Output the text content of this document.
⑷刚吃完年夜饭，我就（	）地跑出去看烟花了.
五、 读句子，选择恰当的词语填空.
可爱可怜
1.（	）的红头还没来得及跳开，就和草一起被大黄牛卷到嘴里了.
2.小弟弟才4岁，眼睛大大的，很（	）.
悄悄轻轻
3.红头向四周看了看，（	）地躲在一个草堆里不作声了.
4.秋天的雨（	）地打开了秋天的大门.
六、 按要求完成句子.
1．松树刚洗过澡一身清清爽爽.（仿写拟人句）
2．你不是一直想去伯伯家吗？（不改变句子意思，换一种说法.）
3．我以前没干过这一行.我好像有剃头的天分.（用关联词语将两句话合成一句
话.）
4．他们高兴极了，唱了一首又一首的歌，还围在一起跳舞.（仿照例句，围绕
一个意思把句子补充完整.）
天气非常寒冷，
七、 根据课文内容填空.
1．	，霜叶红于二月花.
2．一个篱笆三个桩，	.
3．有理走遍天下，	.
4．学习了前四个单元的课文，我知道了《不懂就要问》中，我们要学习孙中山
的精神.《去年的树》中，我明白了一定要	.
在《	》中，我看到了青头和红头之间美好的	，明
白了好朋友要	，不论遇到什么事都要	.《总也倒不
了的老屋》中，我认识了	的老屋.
______________________________
* WHAT THE TASK ASKS:
Reproduce every record above exactly as it appears.

* RESULT OF THIS TASK:
Output the text content of this document.
⑷刚吃完年夜饭，我就（	）地跑出去看烟花了.
五、 读句子，选择恰当的词语填空.
可爱可怜
1.（	）的红头还没来得及跳开，就和草一起被大黄牛卷到嘴里了.
2.小弟弟才4岁，眼睛大大的，很（	）.
悄悄轻轻
3.红头向四周看了看，（	）地躲在一个草堆里不作声了.
4.秋天的雨（	）地打开了秋天的大门.
六、 按要求完成句子.
1．松树刚洗过澡一身清清爽爽.（仿写拟人句）
2．你不是一直想去伯伯家吗？（不改变句子意思，换一种说法.）
3．我以前没干过这一行.我好像有剃头的天分.（用关联词语将两句话合成一句
话.）
4．他们高兴极了，唱了一首又一首的歌，还围在一起跳舞.（仿照例句，围绕
一个意思把句子补充完整.）
天气非常寒冷，
七、 根据课文内容填空.
1．	，霜叶红于二月花.
2．一个篱笆三个桩，	.
3．有理走遍天下，	.
4．学习了前四个单元的课文，我知道了《不懂就要问》中，我们要学习孙中山
的精神.《去年的树》中，我明白了一定要	.
在《	》中，我看到了青头和红头之间美好的	，明
白了好朋友要	，不论遇到什么事都要	.《总也倒不
了的老屋》中，我认识了	的老屋.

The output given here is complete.